The listing below must be repeated word for word, with its images excluded.

[start of Extracted entries]

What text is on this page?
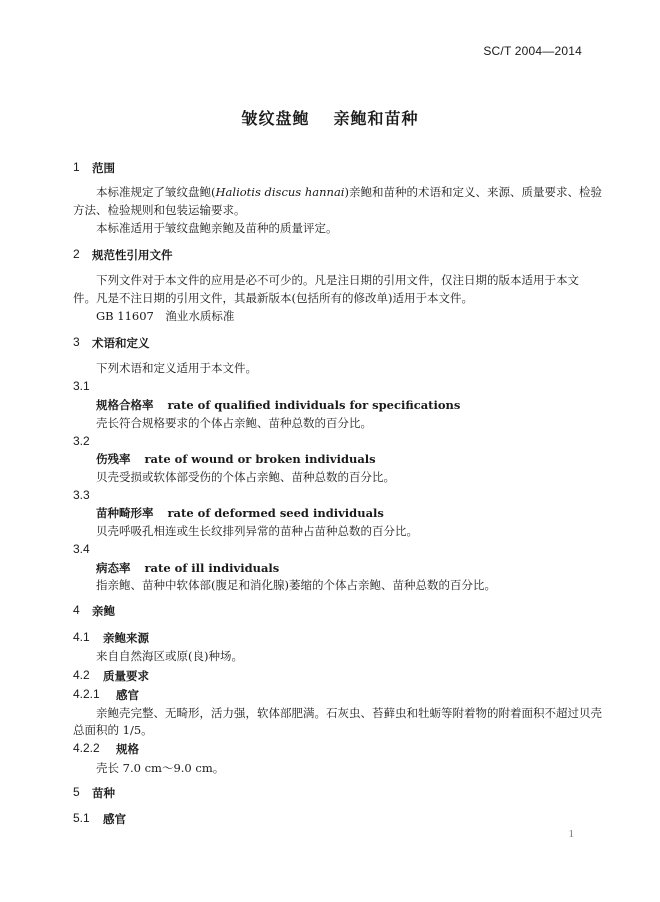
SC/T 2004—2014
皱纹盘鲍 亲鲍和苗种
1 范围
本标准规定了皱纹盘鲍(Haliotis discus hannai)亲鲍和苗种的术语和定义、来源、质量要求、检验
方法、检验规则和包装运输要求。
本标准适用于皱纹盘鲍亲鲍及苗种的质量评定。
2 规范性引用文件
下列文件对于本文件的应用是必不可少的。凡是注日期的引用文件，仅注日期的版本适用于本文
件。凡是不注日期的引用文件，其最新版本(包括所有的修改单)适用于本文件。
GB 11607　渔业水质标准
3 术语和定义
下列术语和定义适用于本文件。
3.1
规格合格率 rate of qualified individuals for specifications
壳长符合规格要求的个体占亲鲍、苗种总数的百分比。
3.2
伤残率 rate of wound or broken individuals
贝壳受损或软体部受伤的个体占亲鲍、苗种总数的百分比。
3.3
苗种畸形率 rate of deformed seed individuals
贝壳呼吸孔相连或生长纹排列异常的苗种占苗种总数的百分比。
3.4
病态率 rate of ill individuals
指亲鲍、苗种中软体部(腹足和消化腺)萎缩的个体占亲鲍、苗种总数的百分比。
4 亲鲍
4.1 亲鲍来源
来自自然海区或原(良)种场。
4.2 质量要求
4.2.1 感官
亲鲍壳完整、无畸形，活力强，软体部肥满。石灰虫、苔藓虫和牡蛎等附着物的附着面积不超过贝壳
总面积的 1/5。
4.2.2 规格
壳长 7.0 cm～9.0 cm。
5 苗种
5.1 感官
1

[end of Extracted entries]

[Reply to the task]:
What text is on this page?
SC/T 2004—2014
皱纹盘鲍 亲鲍和苗种
1 范围
本标准规定了皱纹盘鲍(Haliotis discus hannai)亲鲍和苗种的术语和定义、来源、质量要求、检验
方法、检验规则和包装运输要求。
本标准适用于皱纹盘鲍亲鲍及苗种的质量评定。
2 规范性引用文件
下列文件对于本文件的应用是必不可少的。凡是注日期的引用文件，仅注日期的版本适用于本文
件。凡是不注日期的引用文件，其最新版本(包括所有的修改单)适用于本文件。
GB 11607　渔业水质标准
3 术语和定义
下列术语和定义适用于本文件。
3.1
规格合格率 rate of qualified individuals for specifications
壳长符合规格要求的个体占亲鲍、苗种总数的百分比。
3.2
伤残率 rate of wound or broken individuals
贝壳受损或软体部受伤的个体占亲鲍、苗种总数的百分比。
3.3
苗种畸形率 rate of deformed seed individuals
贝壳呼吸孔相连或生长纹排列异常的苗种占苗种总数的百分比。
3.4
病态率 rate of ill individuals
指亲鲍、苗种中软体部(腹足和消化腺)萎缩的个体占亲鲍、苗种总数的百分比。
4 亲鲍
4.1 亲鲍来源
来自自然海区或原(良)种场。
4.2 质量要求
4.2.1 感官
亲鲍壳完整、无畸形，活力强，软体部肥满。石灰虫、苔藓虫和牡蛎等附着物的附着面积不超过贝壳
总面积的 1/5。
4.2.2 规格
壳长 7.0 cm～9.0 cm。
5 苗种
5.1 感官
1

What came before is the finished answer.